**Your task**: Pick out each line in these entries that contains the string "name".

**Exercise input**:
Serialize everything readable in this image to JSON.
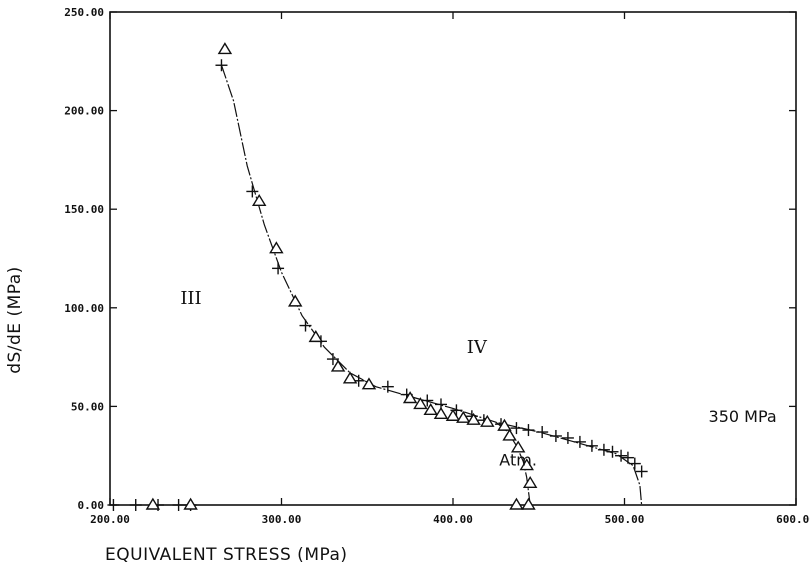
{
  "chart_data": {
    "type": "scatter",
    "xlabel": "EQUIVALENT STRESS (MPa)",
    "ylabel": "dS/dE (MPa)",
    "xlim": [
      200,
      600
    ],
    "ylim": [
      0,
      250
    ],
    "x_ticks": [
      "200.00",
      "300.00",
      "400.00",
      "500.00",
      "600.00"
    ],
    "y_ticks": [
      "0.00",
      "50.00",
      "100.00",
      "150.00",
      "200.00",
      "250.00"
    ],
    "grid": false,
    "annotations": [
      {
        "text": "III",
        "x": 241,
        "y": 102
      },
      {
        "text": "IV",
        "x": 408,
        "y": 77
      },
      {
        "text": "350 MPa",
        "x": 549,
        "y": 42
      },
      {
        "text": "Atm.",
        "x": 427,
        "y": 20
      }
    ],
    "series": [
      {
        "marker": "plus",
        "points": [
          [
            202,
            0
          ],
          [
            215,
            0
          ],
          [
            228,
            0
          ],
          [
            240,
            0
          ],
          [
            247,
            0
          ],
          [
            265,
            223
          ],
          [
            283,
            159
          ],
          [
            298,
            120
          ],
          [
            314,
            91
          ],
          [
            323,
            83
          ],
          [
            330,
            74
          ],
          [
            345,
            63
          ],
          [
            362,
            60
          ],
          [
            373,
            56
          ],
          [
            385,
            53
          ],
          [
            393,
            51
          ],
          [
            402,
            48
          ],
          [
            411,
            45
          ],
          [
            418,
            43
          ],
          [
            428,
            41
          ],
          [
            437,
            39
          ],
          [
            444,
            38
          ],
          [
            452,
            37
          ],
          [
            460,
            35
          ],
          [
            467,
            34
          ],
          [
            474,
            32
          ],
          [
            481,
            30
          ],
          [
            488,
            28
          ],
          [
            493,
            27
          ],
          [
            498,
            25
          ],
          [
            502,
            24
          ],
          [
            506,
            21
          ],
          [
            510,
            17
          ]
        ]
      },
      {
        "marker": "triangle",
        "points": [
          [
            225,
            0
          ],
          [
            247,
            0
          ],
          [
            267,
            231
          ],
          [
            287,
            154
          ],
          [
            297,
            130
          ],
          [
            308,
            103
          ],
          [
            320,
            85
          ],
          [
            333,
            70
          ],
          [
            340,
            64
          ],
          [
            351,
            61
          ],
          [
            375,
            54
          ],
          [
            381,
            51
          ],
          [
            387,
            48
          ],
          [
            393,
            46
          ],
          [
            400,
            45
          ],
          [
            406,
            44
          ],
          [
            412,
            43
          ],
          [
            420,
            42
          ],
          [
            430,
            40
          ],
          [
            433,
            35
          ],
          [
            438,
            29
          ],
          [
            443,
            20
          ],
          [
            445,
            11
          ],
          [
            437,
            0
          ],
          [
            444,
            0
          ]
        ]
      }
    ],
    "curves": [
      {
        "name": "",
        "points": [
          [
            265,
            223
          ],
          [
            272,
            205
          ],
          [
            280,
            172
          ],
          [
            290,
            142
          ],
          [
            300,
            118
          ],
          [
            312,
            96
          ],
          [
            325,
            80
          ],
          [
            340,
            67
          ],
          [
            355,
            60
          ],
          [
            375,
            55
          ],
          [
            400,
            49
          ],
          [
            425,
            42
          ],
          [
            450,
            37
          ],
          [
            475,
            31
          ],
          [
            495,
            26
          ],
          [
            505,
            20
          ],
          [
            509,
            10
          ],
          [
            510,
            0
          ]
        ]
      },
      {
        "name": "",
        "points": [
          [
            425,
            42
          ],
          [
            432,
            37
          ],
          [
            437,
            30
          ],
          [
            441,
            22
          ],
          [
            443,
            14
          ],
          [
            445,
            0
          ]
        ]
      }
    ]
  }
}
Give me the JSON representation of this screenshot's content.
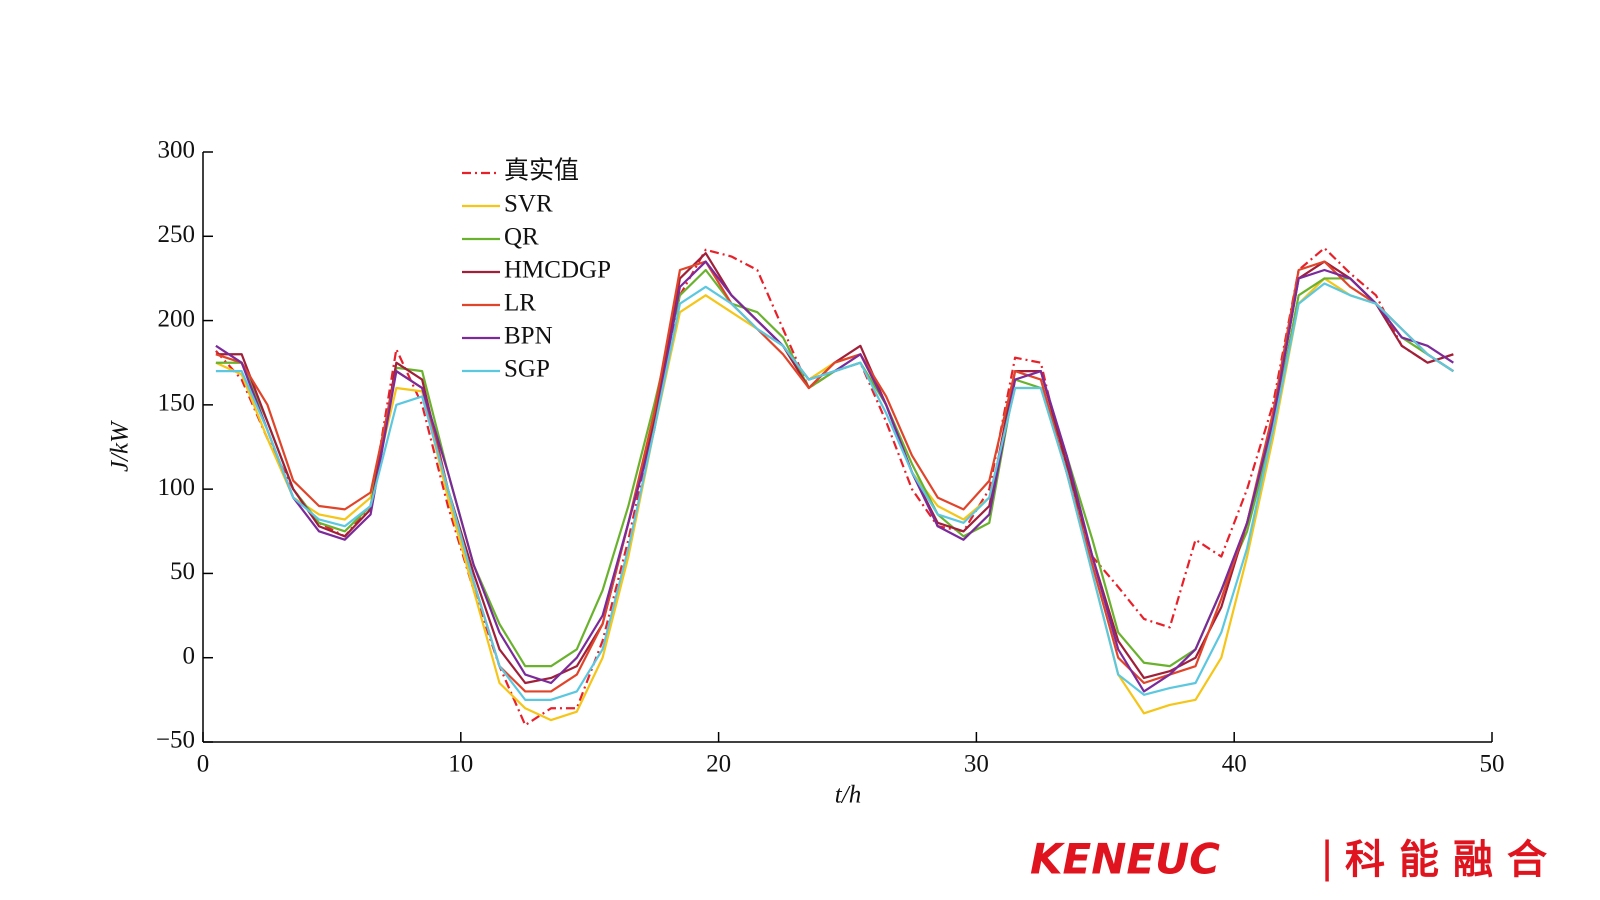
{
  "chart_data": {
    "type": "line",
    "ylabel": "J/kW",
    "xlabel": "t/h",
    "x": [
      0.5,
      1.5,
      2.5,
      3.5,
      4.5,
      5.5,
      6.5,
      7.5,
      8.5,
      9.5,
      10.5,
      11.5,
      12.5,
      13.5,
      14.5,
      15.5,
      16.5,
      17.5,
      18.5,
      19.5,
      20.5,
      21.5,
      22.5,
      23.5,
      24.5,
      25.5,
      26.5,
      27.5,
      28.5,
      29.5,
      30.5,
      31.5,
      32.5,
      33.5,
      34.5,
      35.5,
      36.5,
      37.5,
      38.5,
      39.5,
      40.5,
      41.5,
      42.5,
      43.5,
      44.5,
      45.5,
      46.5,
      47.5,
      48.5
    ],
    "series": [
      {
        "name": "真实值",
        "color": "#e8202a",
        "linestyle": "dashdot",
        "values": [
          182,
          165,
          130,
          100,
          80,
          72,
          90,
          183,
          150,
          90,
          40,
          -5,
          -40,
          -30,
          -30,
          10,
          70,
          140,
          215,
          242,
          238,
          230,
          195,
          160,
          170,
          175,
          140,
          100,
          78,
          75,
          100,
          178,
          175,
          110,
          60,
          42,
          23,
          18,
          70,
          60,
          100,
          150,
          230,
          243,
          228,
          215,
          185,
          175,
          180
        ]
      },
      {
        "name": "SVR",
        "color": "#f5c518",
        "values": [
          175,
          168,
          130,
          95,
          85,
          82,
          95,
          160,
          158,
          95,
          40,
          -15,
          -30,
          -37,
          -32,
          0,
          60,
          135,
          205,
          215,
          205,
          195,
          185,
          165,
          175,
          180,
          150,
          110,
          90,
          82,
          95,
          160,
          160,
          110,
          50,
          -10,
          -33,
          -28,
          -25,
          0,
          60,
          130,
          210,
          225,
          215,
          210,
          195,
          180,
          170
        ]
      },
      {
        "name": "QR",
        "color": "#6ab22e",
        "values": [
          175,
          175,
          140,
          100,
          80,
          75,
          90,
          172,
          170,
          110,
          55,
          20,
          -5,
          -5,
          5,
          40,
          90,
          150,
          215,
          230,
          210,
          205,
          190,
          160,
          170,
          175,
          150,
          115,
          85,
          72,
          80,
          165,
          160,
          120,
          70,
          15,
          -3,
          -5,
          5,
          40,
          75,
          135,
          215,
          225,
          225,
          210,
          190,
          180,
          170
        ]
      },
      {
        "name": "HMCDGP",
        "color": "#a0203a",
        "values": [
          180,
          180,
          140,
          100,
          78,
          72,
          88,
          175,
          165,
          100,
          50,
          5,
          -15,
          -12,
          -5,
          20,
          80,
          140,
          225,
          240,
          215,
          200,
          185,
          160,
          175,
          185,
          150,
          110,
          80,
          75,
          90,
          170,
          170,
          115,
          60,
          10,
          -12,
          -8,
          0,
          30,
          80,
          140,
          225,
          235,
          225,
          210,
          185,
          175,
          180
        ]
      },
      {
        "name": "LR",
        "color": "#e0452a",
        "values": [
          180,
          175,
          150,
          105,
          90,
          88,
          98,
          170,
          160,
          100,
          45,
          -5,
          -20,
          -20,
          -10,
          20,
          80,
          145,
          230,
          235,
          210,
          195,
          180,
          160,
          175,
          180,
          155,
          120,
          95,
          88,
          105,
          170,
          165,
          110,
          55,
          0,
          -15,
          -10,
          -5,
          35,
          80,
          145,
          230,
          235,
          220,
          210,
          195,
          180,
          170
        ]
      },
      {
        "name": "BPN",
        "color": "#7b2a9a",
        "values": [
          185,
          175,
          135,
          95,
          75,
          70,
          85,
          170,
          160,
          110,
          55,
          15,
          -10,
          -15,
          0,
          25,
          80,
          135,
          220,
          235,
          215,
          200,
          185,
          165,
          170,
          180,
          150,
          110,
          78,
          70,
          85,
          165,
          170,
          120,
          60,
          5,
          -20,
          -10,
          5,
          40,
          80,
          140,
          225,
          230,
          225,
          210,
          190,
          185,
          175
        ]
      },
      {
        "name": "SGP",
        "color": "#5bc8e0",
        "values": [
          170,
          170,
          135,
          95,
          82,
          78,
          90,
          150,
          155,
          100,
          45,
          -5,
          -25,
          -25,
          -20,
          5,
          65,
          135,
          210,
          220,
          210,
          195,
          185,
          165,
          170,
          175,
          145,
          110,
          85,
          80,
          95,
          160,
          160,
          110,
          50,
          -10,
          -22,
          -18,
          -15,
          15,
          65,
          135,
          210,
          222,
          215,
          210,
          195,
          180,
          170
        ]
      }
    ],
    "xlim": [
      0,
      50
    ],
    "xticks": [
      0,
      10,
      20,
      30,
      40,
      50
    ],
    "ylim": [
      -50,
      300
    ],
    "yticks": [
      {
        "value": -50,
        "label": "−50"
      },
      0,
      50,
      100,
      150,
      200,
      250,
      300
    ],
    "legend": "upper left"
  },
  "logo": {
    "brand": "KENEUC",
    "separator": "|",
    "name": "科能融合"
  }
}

**Finished exercise**:
        "name": "",
        "name": "",
        "name": "真实值",
        "name": "SVR",
        "name": "QR",
        "name": "HMCDGP",
        "name": "LR",
        "name": "BPN",
        "name": "SGP",
    "name": "科能融合"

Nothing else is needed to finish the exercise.